Material provided
————————

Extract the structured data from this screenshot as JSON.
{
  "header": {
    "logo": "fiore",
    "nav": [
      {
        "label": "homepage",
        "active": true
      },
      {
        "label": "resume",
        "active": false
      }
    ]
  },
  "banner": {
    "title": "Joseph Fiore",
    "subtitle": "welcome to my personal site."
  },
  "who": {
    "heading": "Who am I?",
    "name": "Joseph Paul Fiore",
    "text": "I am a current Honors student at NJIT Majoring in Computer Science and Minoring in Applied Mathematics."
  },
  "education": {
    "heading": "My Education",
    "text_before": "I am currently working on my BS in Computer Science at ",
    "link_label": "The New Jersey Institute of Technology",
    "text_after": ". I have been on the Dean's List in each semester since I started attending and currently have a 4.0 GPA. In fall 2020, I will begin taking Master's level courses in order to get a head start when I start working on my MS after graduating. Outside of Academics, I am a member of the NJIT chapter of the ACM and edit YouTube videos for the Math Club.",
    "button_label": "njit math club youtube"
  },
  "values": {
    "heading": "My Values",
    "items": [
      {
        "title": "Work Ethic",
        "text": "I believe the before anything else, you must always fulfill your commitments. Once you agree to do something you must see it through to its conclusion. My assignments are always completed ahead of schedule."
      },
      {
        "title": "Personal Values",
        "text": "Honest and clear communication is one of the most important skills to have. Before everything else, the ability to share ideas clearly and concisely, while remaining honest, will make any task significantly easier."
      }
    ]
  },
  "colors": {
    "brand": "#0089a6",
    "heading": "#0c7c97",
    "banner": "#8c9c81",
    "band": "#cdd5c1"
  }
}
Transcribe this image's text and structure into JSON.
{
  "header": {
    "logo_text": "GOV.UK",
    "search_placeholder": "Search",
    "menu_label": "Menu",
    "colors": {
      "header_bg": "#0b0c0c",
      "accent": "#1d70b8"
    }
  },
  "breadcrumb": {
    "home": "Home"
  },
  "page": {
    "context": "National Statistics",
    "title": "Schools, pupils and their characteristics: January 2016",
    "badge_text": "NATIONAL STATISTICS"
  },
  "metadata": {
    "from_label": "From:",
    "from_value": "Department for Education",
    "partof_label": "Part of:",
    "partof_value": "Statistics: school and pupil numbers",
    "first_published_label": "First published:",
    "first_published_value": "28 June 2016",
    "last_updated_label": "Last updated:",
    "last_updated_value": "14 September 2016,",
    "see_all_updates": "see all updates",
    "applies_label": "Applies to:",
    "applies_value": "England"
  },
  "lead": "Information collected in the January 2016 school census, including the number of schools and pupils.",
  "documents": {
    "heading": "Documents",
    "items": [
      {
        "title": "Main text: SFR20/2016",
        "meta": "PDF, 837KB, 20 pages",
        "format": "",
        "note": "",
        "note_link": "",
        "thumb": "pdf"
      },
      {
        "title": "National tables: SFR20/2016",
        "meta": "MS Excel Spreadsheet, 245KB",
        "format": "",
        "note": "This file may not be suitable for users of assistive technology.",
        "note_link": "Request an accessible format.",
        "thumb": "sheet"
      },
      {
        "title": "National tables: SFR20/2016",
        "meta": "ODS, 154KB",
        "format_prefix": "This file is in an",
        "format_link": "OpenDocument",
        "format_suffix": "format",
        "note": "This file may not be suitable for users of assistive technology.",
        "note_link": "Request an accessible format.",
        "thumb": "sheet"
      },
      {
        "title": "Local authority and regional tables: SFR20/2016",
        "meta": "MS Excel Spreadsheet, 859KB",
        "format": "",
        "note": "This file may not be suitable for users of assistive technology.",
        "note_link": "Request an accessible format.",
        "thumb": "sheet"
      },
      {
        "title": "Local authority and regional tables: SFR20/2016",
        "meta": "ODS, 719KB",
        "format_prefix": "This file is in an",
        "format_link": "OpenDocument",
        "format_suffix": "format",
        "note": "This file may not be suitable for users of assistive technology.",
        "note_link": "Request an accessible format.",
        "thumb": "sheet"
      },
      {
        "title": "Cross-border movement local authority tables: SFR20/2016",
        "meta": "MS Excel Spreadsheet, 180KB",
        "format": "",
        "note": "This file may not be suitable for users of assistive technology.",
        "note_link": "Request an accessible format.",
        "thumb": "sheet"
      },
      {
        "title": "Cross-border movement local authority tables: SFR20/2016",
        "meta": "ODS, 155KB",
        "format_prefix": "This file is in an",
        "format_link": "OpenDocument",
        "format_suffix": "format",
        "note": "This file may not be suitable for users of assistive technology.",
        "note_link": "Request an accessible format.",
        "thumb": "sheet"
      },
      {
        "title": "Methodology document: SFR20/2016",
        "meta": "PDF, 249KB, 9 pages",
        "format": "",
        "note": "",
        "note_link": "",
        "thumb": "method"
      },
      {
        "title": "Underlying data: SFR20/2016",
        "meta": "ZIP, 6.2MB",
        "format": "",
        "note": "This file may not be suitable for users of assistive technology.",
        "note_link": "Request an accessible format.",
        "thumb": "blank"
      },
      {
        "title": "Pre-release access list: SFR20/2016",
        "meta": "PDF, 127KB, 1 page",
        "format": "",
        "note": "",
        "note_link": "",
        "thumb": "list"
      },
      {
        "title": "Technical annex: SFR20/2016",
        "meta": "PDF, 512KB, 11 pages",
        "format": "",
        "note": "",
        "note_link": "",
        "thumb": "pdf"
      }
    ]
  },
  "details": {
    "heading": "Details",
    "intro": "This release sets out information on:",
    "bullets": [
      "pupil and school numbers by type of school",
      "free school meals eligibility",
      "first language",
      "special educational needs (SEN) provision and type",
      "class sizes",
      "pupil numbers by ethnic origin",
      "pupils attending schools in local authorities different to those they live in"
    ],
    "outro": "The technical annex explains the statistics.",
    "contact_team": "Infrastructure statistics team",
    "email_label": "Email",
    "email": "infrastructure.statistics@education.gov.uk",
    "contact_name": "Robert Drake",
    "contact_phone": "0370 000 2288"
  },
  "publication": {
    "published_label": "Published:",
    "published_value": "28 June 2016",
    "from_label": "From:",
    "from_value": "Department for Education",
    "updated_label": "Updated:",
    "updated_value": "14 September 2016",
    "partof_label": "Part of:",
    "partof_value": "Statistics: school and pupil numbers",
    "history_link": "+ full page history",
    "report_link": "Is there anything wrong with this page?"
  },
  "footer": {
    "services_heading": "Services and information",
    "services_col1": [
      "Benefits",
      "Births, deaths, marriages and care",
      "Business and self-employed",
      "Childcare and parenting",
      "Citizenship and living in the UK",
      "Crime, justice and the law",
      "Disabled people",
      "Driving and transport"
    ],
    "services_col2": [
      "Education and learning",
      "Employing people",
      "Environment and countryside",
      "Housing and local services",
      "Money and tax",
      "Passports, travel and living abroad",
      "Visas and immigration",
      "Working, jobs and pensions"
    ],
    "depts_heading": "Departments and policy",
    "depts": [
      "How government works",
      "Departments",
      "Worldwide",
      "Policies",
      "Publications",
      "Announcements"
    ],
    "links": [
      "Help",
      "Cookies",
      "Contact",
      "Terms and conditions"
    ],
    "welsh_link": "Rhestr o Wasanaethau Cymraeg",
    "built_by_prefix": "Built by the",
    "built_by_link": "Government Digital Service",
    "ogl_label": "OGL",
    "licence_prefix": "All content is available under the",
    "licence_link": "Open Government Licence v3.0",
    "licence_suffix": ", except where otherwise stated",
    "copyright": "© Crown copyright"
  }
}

————————

Repeat the records above exactly, from the first line to the last.

Written solution
Extract the structured data from this screenshot as JSON.
{
  "header": {
    "logo": "fiore",
    "nav": [
      {
        "label": "homepage",
        "active": true
      },
      {
        "label": "resume",
        "active": false
      }
    ]
  },
  "banner": {
    "title": "Joseph Fiore",
    "subtitle": "welcome to my personal site."
  },
  "who": {
    "heading": "Who am I?",
    "name": "Joseph Paul Fiore",
    "text": "I am a current Honors student at NJIT Majoring in Computer Science and Minoring in Applied Mathematics."
  },
  "education": {
    "heading": "My Education",
    "text_before": "I am currently working on my BS in Computer Science at ",
    "link_label": "The New Jersey Institute of Technology",
    "text_after": ". I have been on the Dean's List in each semester since I started attending and currently have a 4.0 GPA. In fall 2020, I will begin taking Master's level courses in order to get a head start when I start working on my MS after graduating. Outside of Academics, I am a member of the NJIT chapter of the ACM and edit YouTube videos for the Math Club.",
    "button_label": "njit math club youtube"
  },
  "values": {
    "heading": "My Values",
    "items": [
      {
        "title": "Work Ethic",
        "text": "I believe the before anything else, you must always fulfill your commitments. Once you agree to do something you must see it through to its conclusion. My assignments are always completed ahead of schedule."
      },
      {
        "title": "Personal Values",
        "text": "Honest and clear communication is one of the most important skills to have. Before everything else, the ability to share ideas clearly and concisely, while remaining honest, will make any task significantly easier."
      }
    ]
  },
  "colors": {
    "brand": "#0089a6",
    "heading": "#0c7c97",
    "banner": "#8c9c81",
    "band": "#cdd5c1"
  }
}
Transcribe this image's text and structure into JSON.
{
  "header": {
    "logo_text": "GOV.UK",
    "search_placeholder": "Search",
    "menu_label": "Menu",
    "colors": {
      "header_bg": "#0b0c0c",
      "accent": "#1d70b8"
    }
  },
  "breadcrumb": {
    "home": "Home"
  },
  "page": {
    "context": "National Statistics",
    "title": "Schools, pupils and their characteristics: January 2016",
    "badge_text": "NATIONAL STATISTICS"
  },
  "metadata": {
    "from_label": "From:",
    "from_value": "Department for Education",
    "partof_label": "Part of:",
    "partof_value": "Statistics: school and pupil numbers",
    "first_published_label": "First published:",
    "first_published_value": "28 June 2016",
    "last_updated_label": "Last updated:",
    "last_updated_value": "14 September 2016,",
    "see_all_updates": "see all updates",
    "applies_label": "Applies to:",
    "applies_value": "England"
  },
  "lead": "Information collected in the January 2016 school census, including the number of schools and pupils.",
  "documents": {
    "heading": "Documents",
    "items": [
      {
        "title": "Main text: SFR20/2016",
        "meta": "PDF, 837KB, 20 pages",
        "format": "",
        "note": "",
        "note_link": "",
        "thumb": "pdf"
      },
      {
        "title": "National tables: SFR20/2016",
        "meta": "MS Excel Spreadsheet, 245KB",
        "format": "",
        "note": "This file may not be suitable for users of assistive technology.",
        "note_link": "Request an accessible format.",
        "thumb": "sheet"
      },
      {
        "title": "National tables: SFR20/2016",
        "meta": "ODS, 154KB",
        "format_prefix": "This file is in an",
        "format_link": "OpenDocument",
        "format_suffix": "format",
        "note": "This file may not be suitable for users of assistive technology.",
        "note_link": "Request an accessible format.",
        "thumb": "sheet"
      },
      {
        "title": "Local authority and regional tables: SFR20/2016",
        "meta": "MS Excel Spreadsheet, 859KB",
        "format": "",
        "note": "This file may not be suitable for users of assistive technology.",
        "note_link": "Request an accessible format.",
        "thumb": "sheet"
      },
      {
        "title": "Local authority and regional tables: SFR20/2016",
        "meta": "ODS, 719KB",
        "format_prefix": "This file is in an",
        "format_link": "OpenDocument",
        "format_suffix": "format",
        "note": "This file may not be suitable for users of assistive technology.",
        "note_link": "Request an accessible format.",
        "thumb": "sheet"
      },
      {
        "title": "Cross-border movement local authority tables: SFR20/2016",
        "meta": "MS Excel Spreadsheet, 180KB",
        "format": "",
        "note": "This file may not be suitable for users of assistive technology.",
        "note_link": "Request an accessible format.",
        "thumb": "sheet"
      },
      {
        "title": "Cross-border movement local authority tables: SFR20/2016",
        "meta": "ODS, 155KB",
        "format_prefix": "This file is in an",
        "format_link": "OpenDocument",
        "format_suffix": "format",
        "note": "This file may not be suitable for users of assistive technology.",
        "note_link": "Request an accessible format.",
        "thumb": "sheet"
      },
      {
        "title": "Methodology document: SFR20/2016",
        "meta": "PDF, 249KB, 9 pages",
        "format": "",
        "note": "",
        "note_link": "",
        "thumb": "method"
      },
      {
        "title": "Underlying data: SFR20/2016",
        "meta": "ZIP, 6.2MB",
        "format": "",
        "note": "This file may not be suitable for users of assistive technology.",
        "note_link": "Request an accessible format.",
        "thumb": "blank"
      },
      {
        "title": "Pre-release access list: SFR20/2016",
        "meta": "PDF, 127KB, 1 page",
        "format": "",
        "note": "",
        "note_link": "",
        "thumb": "list"
      },
      {
        "title": "Technical annex: SFR20/2016",
        "meta": "PDF, 512KB, 11 pages",
        "format": "",
        "note": "",
        "note_link": "",
        "thumb": "pdf"
      }
    ]
  },
  "details": {
    "heading": "Details",
    "intro": "This release sets out information on:",
    "bullets": [
      "pupil and school numbers by type of school",
      "free school meals eligibility",
      "first language",
      "special educational needs (SEN) provision and type",
      "class sizes",
      "pupil numbers by ethnic origin",
      "pupils attending schools in local authorities different to those they live in"
    ],
    "outro": "The technical annex explains the statistics.",
    "contact_team": "Infrastructure statistics team",
    "email_label": "Email",
    "email": "infrastructure.statistics@education.gov.uk",
    "contact_name": "Robert Drake",
    "contact_phone": "0370 000 2288"
  },
  "publication": {
    "published_label": "Published:",
    "published_value": "28 June 2016",
    "from_label": "From:",
    "from_value": "Department for Education",
    "updated_label": "Updated:",
    "updated_value": "14 September 2016",
    "partof_label": "Part of:",
    "partof_value": "Statistics: school and pupil numbers",
    "history_link": "+ full page history",
    "report_link": "Is there anything wrong with this page?"
  },
  "footer": {
    "services_heading": "Services and information",
    "services_col1": [
      "Benefits",
      "Births, deaths, marriages and care",
      "Business and self-employed",
      "Childcare and parenting",
      "Citizenship and living in the UK",
      "Crime, justice and the law",
      "Disabled people",
      "Driving and transport"
    ],
    "services_col2": [
      "Education and learning",
      "Employing people",
      "Environment and countryside",
      "Housing and local services",
      "Money and tax",
      "Passports, travel and living abroad",
      "Visas and immigration",
      "Working, jobs and pensions"
    ],
    "depts_heading": "Departments and policy",
    "depts": [
      "How government works",
      "Departments",
      "Worldwide",
      "Policies",
      "Publications",
      "Announcements"
    ],
    "links": [
      "Help",
      "Cookies",
      "Contact",
      "Terms and conditions"
    ],
    "welsh_link": "Rhestr o Wasanaethau Cymraeg",
    "built_by_prefix": "Built by the",
    "built_by_link": "Government Digital Service",
    "ogl_label": "OGL",
    "licence_prefix": "All content is available under the",
    "licence_link": "Open Government Licence v3.0",
    "licence_suffix": ", except where otherwise stated",
    "copyright": "© Crown copyright"
  }
}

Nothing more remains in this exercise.